EXERCISE DIRECTIONS »
Retype all of the entries word for word.

============

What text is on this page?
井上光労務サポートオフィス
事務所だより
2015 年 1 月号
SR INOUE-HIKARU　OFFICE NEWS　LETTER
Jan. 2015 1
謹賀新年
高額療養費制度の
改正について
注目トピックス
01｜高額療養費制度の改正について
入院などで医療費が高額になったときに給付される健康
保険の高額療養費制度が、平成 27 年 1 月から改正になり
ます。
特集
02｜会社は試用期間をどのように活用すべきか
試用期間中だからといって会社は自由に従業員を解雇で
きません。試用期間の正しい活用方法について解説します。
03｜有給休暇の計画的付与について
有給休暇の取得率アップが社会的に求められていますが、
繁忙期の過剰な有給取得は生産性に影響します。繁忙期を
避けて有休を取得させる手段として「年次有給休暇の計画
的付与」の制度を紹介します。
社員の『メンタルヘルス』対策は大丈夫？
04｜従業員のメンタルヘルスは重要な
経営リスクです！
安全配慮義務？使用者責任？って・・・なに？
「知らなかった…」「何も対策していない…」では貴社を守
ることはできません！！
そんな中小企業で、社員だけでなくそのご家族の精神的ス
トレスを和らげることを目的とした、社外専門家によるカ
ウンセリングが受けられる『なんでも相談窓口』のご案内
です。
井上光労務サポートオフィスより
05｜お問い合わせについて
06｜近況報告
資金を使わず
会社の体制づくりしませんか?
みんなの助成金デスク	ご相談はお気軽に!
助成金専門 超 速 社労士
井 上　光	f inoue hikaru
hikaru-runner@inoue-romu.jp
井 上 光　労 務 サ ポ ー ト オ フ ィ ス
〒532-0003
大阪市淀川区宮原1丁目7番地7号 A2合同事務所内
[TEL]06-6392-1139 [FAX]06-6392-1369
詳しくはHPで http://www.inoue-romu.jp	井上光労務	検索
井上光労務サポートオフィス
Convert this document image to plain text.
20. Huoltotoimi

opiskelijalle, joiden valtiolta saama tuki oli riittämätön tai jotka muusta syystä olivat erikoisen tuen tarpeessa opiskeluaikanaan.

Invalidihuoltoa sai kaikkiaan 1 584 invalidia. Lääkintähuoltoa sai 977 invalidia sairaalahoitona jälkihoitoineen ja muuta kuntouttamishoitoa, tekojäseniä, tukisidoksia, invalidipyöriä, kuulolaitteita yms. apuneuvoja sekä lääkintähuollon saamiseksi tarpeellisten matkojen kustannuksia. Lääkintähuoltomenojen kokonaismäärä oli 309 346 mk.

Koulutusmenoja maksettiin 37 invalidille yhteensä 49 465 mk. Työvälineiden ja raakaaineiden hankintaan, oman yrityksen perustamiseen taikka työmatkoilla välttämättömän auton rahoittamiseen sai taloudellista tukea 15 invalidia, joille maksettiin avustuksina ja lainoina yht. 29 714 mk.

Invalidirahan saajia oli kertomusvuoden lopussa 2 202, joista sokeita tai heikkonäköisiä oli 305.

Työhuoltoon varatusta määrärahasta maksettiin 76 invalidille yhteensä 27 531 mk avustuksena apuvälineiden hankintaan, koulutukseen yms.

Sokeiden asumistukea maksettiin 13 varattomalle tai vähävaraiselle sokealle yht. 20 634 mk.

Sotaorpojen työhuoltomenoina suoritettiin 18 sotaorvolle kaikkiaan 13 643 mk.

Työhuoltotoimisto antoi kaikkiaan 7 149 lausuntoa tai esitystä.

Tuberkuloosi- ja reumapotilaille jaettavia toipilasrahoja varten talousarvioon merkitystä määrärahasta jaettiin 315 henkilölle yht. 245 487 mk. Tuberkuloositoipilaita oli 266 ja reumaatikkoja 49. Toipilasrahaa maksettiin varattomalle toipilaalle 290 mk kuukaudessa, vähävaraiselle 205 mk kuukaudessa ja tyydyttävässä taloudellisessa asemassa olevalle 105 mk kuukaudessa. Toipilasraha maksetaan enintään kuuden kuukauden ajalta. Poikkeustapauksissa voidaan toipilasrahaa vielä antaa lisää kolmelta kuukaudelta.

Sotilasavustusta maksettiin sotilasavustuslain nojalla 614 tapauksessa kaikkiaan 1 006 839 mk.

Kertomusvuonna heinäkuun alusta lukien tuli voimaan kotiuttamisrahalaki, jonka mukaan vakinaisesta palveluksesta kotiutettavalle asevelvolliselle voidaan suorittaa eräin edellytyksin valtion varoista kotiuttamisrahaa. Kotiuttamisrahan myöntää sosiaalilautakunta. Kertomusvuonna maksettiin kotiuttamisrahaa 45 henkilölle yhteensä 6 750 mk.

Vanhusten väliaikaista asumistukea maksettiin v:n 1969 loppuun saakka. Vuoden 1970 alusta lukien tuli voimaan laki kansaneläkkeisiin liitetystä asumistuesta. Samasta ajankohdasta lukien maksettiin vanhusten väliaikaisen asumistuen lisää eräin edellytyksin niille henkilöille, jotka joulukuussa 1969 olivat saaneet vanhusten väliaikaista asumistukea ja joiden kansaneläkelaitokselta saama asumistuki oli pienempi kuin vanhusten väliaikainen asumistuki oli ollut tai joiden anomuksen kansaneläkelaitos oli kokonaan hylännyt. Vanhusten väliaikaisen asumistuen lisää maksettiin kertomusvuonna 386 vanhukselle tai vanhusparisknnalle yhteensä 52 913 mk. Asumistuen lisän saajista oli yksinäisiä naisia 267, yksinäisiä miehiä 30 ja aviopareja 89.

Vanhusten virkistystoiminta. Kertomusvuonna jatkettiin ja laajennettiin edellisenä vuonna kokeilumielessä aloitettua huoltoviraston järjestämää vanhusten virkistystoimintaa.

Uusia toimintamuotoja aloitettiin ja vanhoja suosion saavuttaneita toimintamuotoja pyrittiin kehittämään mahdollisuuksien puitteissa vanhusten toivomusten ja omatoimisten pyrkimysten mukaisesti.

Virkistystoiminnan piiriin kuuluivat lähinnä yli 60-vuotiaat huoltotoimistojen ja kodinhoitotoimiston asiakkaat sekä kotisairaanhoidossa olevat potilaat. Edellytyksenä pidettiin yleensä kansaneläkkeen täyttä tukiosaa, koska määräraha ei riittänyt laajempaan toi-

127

============

WRITTEN REPLY »
What text is on this page?
井上光労務サポートオフィス
事務所だより
2015 年 1 月号
SR INOUE-HIKARU　OFFICE NEWS　LETTER
Jan. 2015 1
謹賀新年
高額療養費制度の
改正について
注目トピックス
01｜高額療養費制度の改正について
入院などで医療費が高額になったときに給付される健康
保険の高額療養費制度が、平成 27 年 1 月から改正になり
ます。
特集
02｜会社は試用期間をどのように活用すべきか
試用期間中だからといって会社は自由に従業員を解雇で
きません。試用期間の正しい活用方法について解説します。
03｜有給休暇の計画的付与について
有給休暇の取得率アップが社会的に求められていますが、
繁忙期の過剰な有給取得は生産性に影響します。繁忙期を
避けて有休を取得させる手段として「年次有給休暇の計画
的付与」の制度を紹介します。
社員の『メンタルヘルス』対策は大丈夫？
04｜従業員のメンタルヘルスは重要な
経営リスクです！
安全配慮義務？使用者責任？って・・・なに？
「知らなかった…」「何も対策していない…」では貴社を守
ることはできません！！
そんな中小企業で、社員だけでなくそのご家族の精神的ス
トレスを和らげることを目的とした、社外専門家によるカ
ウンセリングが受けられる『なんでも相談窓口』のご案内
です。
井上光労務サポートオフィスより
05｜お問い合わせについて
06｜近況報告
資金を使わず
会社の体制づくりしませんか?
みんなの助成金デスク	ご相談はお気軽に!
助成金専門 超 速 社労士
井 上　光	f inoue hikaru
hikaru-runner@inoue-romu.jp
井 上 光　労 務 サ ポ ー ト オ フ ィ ス
〒532-0003
大阪市淀川区宮原1丁目7番地7号 A2合同事務所内
[TEL]06-6392-1139 [FAX]06-6392-1369
詳しくはHPで http://www.inoue-romu.jp	井上光労務	検索
井上光労務サポートオフィス
Convert this document image to plain text.
20. Huoltotoimi

opiskelijalle, joiden valtiolta saama tuki oli riittämätön tai jotka muusta syystä olivat erikoisen tuen tarpeessa opiskeluaikanaan.

Invalidihuoltoa sai kaikkiaan 1 584 invalidia. Lääkintähuoltoa sai 977 invalidia sairaalahoitona jälkihoitoineen ja muuta kuntouttamishoitoa, tekojäseniä, tukisidoksia, invalidipyöriä, kuulolaitteita yms. apuneuvoja sekä lääkintähuollon saamiseksi tarpeellisten matkojen kustannuksia. Lääkintähuoltomenojen kokonaismäärä oli 309 346 mk.

Koulutusmenoja maksettiin 37 invalidille yhteensä 49 465 mk. Työvälineiden ja raakaaineiden hankintaan, oman yrityksen perustamiseen taikka työmatkoilla välttämättömän auton rahoittamiseen sai taloudellista tukea 15 invalidia, joille maksettiin avustuksina ja lainoina yht. 29 714 mk.

Invalidirahan saajia oli kertomusvuoden lopussa 2 202, joista sokeita tai heikkonäköisiä oli 305.

Työhuoltoon varatusta määrärahasta maksettiin 76 invalidille yhteensä 27 531 mk avustuksena apuvälineiden hankintaan, koulutukseen yms.

Sokeiden asumistukea maksettiin 13 varattomalle tai vähävaraiselle sokealle yht. 20 634 mk.

Sotaorpojen työhuoltomenoina suoritettiin 18 sotaorvolle kaikkiaan 13 643 mk.

Työhuoltotoimisto antoi kaikkiaan 7 149 lausuntoa tai esitystä.

Tuberkuloosi- ja reumapotilaille jaettavia toipilasrahoja varten talousarvioon merkitystä määrärahasta jaettiin 315 henkilölle yht. 245 487 mk. Tuberkuloositoipilaita oli 266 ja reumaatikkoja 49. Toipilasrahaa maksettiin varattomalle toipilaalle 290 mk kuukaudessa, vähävaraiselle 205 mk kuukaudessa ja tyydyttävässä taloudellisessa asemassa olevalle 105 mk kuukaudessa. Toipilasraha maksetaan enintään kuuden kuukauden ajalta. Poikkeustapauksissa voidaan toipilasrahaa vielä antaa lisää kolmelta kuukaudelta.

Sotilasavustusta maksettiin sotilasavustuslain nojalla 614 tapauksessa kaikkiaan 1 006 839 mk.

Kertomusvuonna heinäkuun alusta lukien tuli voimaan kotiuttamisrahalaki, jonka mukaan vakinaisesta palveluksesta kotiutettavalle asevelvolliselle voidaan suorittaa eräin edellytyksin valtion varoista kotiuttamisrahaa. Kotiuttamisrahan myöntää sosiaalilautakunta. Kertomusvuonna maksettiin kotiuttamisrahaa 45 henkilölle yhteensä 6 750 mk.

Vanhusten väliaikaista asumistukea maksettiin v:n 1969 loppuun saakka. Vuoden 1970 alusta lukien tuli voimaan laki kansaneläkkeisiin liitetystä asumistuesta. Samasta ajankohdasta lukien maksettiin vanhusten väliaikaisen asumistuen lisää eräin edellytyksin niille henkilöille, jotka joulukuussa 1969 olivat saaneet vanhusten väliaikaista asumistukea ja joiden kansaneläkelaitokselta saama asumistuki oli pienempi kuin vanhusten väliaikainen asumistuki oli ollut tai joiden anomuksen kansaneläkelaitos oli kokonaan hylännyt. Vanhusten väliaikaisen asumistuen lisää maksettiin kertomusvuonna 386 vanhukselle tai vanhusparisknnalle yhteensä 52 913 mk. Asumistuen lisän saajista oli yksinäisiä naisia 267, yksinäisiä miehiä 30 ja aviopareja 89.

Vanhusten virkistystoiminta. Kertomusvuonna jatkettiin ja laajennettiin edellisenä vuonna kokeilumielessä aloitettua huoltoviraston järjestämää vanhusten virkistystoimintaa.

Uusia toimintamuotoja aloitettiin ja vanhoja suosion saavuttaneita toimintamuotoja pyrittiin kehittämään mahdollisuuksien puitteissa vanhusten toivomusten ja omatoimisten pyrkimysten mukaisesti.

Virkistystoiminnan piiriin kuuluivat lähinnä yli 60-vuotiaat huoltotoimistojen ja kodinhoitotoimiston asiakkaat sekä kotisairaanhoidossa olevat potilaat. Edellytyksenä pidettiin yleensä kansaneläkkeen täyttä tukiosaa, koska määräraha ei riittänyt laajempaan toi-

127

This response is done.